→ Excerpted text:
Chris Harris: KU football players won infamous fight vs. basketball counterparts

photo by: Nick Krug

Denver Broncos cornerback and Kansas alum, Chris Harris Jr. celebrates after his team scored a touchdown during Alumni Game prior to the Spring Game on Saturday, April 9, 2016 at Memorial Stadium. Harris served as one of the coaches.

Former Kansas football star and Super Bowl champion Chris Harris of the Denver Broncos didn’t hold back Thursday in an appearance on ESPN’s Highly Questionable.

In the midst of an interview with co-hosts Dan Le Batard and Bomani Jones, Harris offered his recollection of an infamous on-campus altercation between members of the KU basketball and football teams, back in 2009.

“Were you on the Kansas football team
that lost the fight to the basketball
Morris twins?” Le Batard asked.

Smiling, Harris responded: “We
definitely won that fight.”

Jones followed up: “We hear the other
way.”

As reported by the Lawrence Journal-World at the time, the brawl left KU guard Tyshawn Taylor with a dislocated left thumb weeks before the start of the 2009-10 basketball season.

According to LeBetard, Marcus and Markieff Morris’ account of the incident includes them back-to-back, taking on football players “over someone who was on the track team.”

Harris remembers the fracas differently.

“Nah, man. I mean that story right
there, I think it was over one of the
little track girls, but, I mean, we
had 300-pound dudes fighting these
basketball guys, so they definitely
didn’t win,” Harris said. “I
definitely watched it and seen it with
my own eyes. We definitely won that
for sure. I love the Morris twins,
though. Those my boys, though.”

Furthermore, Harris claimed there wasn’t really a football versus basketball dynamic at KU.

“We (the football team, coming off
back-to-back bowl-win seasons) were
actually pretty good at that time,”
Harris said. “I guess you could say
they were running the campus. We were,
too.”

→ Collected data:
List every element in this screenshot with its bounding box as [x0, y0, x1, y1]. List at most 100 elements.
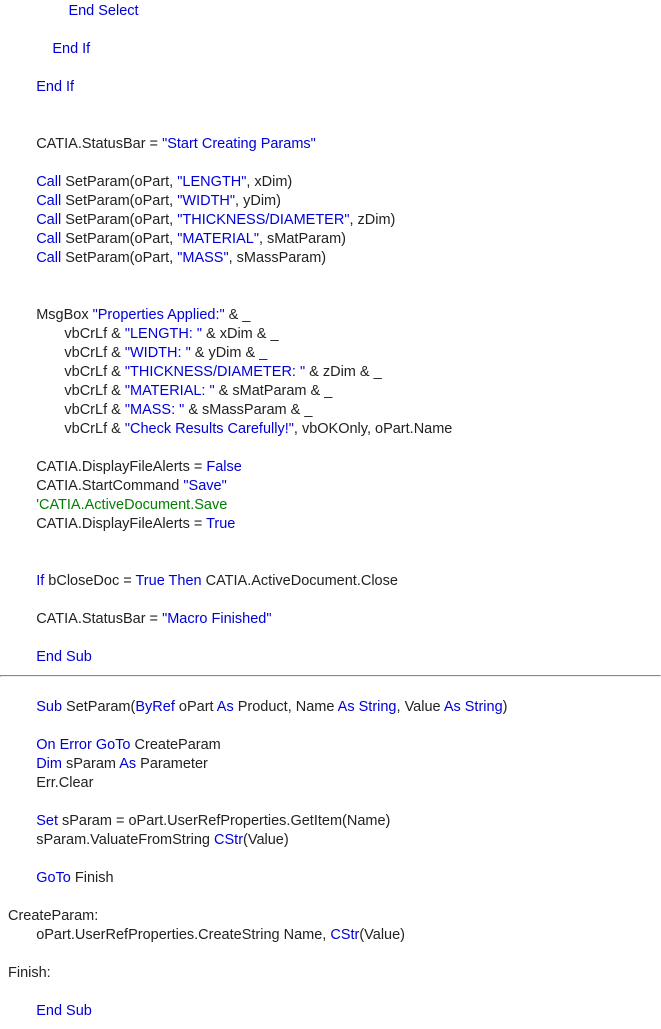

→ Short exercise:
Please condense the paragraph that begins "In the midst of an interview" from the article above about the KU football-basketball fight into one shorter sentence that keeps its main facts.

→ Result of this task:
Interviewed by co-hosts Dan Le Batard and Bomani Jones, Harris recalled the infamous 2009 on-campus fight between KU basketball and football players.